-- start RECORDS TO PROCESS --
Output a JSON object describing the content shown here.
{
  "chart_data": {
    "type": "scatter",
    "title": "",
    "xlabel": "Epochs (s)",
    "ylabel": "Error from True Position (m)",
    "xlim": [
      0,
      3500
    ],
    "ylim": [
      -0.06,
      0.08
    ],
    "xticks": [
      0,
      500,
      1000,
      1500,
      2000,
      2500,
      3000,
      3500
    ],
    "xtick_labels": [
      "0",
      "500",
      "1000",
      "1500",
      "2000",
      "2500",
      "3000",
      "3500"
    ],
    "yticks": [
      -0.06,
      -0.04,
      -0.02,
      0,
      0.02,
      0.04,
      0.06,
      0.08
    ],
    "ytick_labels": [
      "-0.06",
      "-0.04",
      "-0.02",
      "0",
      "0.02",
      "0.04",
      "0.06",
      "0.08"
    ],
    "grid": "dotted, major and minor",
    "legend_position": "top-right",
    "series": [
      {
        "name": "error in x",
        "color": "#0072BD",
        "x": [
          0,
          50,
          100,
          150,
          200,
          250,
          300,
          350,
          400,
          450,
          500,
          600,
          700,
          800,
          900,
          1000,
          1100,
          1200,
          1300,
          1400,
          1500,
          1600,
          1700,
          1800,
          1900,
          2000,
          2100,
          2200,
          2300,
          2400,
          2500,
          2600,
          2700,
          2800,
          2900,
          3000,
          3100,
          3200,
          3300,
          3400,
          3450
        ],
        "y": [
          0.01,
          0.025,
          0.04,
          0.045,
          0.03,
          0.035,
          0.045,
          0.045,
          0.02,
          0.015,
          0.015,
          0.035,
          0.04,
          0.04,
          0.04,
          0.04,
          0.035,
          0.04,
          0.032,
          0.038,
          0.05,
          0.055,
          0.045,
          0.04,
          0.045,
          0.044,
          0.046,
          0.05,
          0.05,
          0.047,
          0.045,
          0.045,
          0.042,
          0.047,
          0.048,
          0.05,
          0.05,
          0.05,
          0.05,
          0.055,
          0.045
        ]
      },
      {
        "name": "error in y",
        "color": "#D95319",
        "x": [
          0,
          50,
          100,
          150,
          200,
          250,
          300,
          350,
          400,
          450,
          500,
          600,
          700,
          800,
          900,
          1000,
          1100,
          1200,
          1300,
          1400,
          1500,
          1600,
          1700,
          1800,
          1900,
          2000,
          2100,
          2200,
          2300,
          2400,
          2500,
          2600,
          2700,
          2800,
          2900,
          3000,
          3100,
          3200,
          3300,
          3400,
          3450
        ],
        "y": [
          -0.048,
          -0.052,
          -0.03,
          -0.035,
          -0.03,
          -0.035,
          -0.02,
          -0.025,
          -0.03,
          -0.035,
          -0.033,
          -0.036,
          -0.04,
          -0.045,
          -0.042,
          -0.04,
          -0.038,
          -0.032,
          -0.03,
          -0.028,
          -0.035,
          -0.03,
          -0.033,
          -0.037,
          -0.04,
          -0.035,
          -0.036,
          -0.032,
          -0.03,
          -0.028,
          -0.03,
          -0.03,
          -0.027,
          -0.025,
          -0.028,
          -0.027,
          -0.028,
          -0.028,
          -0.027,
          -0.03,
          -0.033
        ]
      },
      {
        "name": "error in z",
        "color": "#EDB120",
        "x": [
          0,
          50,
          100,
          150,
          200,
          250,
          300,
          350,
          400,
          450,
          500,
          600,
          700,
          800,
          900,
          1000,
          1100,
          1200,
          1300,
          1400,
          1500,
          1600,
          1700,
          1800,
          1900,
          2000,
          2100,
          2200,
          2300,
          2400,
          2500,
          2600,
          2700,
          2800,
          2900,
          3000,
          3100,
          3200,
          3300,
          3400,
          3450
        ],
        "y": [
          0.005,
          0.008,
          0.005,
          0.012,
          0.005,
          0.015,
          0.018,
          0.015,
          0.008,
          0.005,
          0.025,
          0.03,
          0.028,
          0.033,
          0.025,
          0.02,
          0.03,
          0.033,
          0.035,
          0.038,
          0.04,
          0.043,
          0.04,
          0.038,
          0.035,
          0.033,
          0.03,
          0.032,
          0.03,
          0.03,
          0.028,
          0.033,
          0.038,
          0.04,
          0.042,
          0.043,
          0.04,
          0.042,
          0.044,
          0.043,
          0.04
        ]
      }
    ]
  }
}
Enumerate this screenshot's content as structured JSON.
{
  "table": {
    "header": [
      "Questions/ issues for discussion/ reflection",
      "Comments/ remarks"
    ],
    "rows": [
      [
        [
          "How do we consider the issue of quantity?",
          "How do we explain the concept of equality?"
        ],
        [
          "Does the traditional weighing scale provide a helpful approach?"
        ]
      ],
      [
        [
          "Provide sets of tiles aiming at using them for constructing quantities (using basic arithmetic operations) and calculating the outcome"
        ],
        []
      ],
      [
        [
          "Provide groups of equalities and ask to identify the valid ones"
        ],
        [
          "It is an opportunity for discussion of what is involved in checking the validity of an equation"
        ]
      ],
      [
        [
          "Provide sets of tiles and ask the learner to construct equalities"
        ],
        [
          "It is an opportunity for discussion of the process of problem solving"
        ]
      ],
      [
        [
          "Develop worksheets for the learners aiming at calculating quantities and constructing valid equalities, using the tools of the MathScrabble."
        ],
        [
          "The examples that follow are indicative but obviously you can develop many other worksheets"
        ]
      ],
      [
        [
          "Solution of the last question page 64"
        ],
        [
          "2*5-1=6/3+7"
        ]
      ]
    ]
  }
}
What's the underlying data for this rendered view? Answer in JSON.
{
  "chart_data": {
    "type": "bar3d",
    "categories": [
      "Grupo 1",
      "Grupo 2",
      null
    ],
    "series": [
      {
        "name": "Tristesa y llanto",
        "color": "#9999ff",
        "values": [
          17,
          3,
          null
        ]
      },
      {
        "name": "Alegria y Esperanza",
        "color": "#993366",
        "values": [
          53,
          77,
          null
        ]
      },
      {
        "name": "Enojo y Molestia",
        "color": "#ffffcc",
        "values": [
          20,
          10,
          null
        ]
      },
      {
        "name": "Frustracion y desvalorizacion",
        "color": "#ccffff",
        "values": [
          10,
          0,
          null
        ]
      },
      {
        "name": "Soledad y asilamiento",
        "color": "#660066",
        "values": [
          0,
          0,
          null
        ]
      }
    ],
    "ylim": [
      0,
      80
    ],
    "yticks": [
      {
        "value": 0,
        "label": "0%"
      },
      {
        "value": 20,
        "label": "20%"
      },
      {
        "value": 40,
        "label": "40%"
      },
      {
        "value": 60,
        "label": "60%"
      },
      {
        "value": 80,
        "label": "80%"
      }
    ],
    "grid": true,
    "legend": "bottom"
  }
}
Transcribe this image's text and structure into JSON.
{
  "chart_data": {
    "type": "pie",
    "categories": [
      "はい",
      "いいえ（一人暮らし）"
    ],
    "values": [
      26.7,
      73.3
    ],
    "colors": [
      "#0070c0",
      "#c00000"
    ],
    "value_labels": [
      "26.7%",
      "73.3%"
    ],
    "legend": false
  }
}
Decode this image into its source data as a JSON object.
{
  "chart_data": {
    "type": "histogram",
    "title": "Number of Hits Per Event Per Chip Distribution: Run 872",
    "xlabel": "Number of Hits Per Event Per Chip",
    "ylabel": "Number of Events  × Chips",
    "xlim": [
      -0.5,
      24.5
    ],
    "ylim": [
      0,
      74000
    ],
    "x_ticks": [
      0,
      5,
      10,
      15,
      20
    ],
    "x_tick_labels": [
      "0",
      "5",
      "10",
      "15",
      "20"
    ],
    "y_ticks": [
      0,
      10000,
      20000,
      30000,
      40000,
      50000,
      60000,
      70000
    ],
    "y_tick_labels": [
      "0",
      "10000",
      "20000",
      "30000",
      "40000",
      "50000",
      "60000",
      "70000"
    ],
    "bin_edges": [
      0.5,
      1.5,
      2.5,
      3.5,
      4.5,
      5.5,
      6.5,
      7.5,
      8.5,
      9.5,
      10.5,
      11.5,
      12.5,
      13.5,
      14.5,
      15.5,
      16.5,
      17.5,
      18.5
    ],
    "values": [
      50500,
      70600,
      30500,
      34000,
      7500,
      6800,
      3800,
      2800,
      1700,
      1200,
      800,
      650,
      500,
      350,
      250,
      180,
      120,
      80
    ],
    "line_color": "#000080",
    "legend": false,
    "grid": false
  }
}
-- end RECORDS TO PROCESS --
- STATED EXERCISE
Set down, word for word, every line from the line that holds "Transcribe this image's" to the end of the entries above, including both ends.

- EXERCISE RESULT
Transcribe this image's text and structure into JSON.
{
  "chart_data": {
    "type": "pie",
    "categories": [
      "はい",
      "いいえ（一人暮らし）"
    ],
    "values": [
      26.7,
      73.3
    ],
    "colors": [
      "#0070c0",
      "#c00000"
    ],
    "value_labels": [
      "26.7%",
      "73.3%"
    ],
    "legend": false
  }
}
Decode this image into its source data as a JSON object.
{
  "chart_data": {
    "type": "histogram",
    "title": "Number of Hits Per Event Per Chip Distribution: Run 872",
    "xlabel": "Number of Hits Per Event Per Chip",
    "ylabel": "Number of Events  × Chips",
    "xlim": [
      -0.5,
      24.5
    ],
    "ylim": [
      0,
      74000
    ],
    "x_ticks": [
      0,
      5,
      10,
      15,
      20
    ],
    "x_tick_labels": [
      "0",
      "5",
      "10",
      "15",
      "20"
    ],
    "y_ticks": [
      0,
      10000,
      20000,
      30000,
      40000,
      50000,
      60000,
      70000
    ],
    "y_tick_labels": [
      "0",
      "10000",
      "20000",
      "30000",
      "40000",
      "50000",
      "60000",
      "70000"
    ],
    "bin_edges": [
      0.5,
      1.5,
      2.5,
      3.5,
      4.5,
      5.5,
      6.5,
      7.5,
      8.5,
      9.5,
      10.5,
      11.5,
      12.5,
      13.5,
      14.5,
      15.5,
      16.5,
      17.5,
      18.5
    ],
    "values": [
      50500,
      70600,
      30500,
      34000,
      7500,
      6800,
      3800,
      2800,
      1700,
      1200,
      800,
      650,
      500,
      350,
      250,
      180,
      120,
      80
    ],
    "line_color": "#000080",
    "legend": false,
    "grid": false
  }
}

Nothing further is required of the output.